▶ YOUR TASK:
Transcribe the records that follow, preserving every word.

▶ MATERIAL FOR THE TASK:

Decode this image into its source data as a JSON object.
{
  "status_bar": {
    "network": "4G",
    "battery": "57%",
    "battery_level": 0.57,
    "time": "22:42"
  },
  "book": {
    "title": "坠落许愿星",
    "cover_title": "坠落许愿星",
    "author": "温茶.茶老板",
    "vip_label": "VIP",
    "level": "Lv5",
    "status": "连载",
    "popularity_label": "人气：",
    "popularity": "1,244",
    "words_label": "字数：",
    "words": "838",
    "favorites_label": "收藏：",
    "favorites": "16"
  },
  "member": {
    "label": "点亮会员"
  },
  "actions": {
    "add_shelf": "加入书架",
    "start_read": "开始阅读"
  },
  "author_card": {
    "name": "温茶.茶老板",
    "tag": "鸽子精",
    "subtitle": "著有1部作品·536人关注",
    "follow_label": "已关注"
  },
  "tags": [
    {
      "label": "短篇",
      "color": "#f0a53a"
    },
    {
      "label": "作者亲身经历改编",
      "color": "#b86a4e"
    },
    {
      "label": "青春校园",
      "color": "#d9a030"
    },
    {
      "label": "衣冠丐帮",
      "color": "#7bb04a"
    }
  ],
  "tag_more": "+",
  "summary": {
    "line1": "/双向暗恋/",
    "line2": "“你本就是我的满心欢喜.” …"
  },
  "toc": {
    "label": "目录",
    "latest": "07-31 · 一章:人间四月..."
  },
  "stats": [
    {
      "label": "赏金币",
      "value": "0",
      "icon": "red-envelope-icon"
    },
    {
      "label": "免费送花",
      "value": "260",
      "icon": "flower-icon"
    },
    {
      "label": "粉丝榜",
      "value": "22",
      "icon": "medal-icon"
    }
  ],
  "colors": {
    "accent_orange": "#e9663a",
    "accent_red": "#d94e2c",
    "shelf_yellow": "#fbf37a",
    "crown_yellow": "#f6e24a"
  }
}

▶ TASK SOLUTION:
Decode this image into its source data as a JSON object.
{
  "status_bar": {
    "network": "4G",
    "battery": "57%",
    "battery_level": 0.57,
    "time": "22:42"
  },
  "book": {
    "title": "坠落许愿星",
    "cover_title": "坠落许愿星",
    "author": "温茶.茶老板",
    "vip_label": "VIP",
    "level": "Lv5",
    "status": "连载",
    "popularity_label": "人气：",
    "popularity": "1,244",
    "words_label": "字数：",
    "words": "838",
    "favorites_label": "收藏：",
    "favorites": "16"
  },
  "member": {
    "label": "点亮会员"
  },
  "actions": {
    "add_shelf": "加入书架",
    "start_read": "开始阅读"
  },
  "author_card": {
    "name": "温茶.茶老板",
    "tag": "鸽子精",
    "subtitle": "著有1部作品·536人关注",
    "follow_label": "已关注"
  },
  "tags": [
    {
      "label": "短篇",
      "color": "#f0a53a"
    },
    {
      "label": "作者亲身经历改编",
      "color": "#b86a4e"
    },
    {
      "label": "青春校园",
      "color": "#d9a030"
    },
    {
      "label": "衣冠丐帮",
      "color": "#7bb04a"
    }
  ],
  "tag_more": "+",
  "summary": {
    "line1": "/双向暗恋/",
    "line2": "“你本就是我的满心欢喜.” …"
  },
  "toc": {
    "label": "目录",
    "latest": "07-31 · 一章:人间四月..."
  },
  "stats": [
    {
      "label": "赏金币",
      "value": "0",
      "icon": "red-envelope-icon"
    },
    {
      "label": "免费送花",
      "value": "260",
      "icon": "flower-icon"
    },
    {
      "label": "粉丝榜",
      "value": "22",
      "icon": "medal-icon"
    }
  ],
  "colors": {
    "accent_orange": "#e9663a",
    "accent_red": "#d94e2c",
    "shelf_yellow": "#fbf37a",
    "crown_yellow": "#f6e24a"
  }
}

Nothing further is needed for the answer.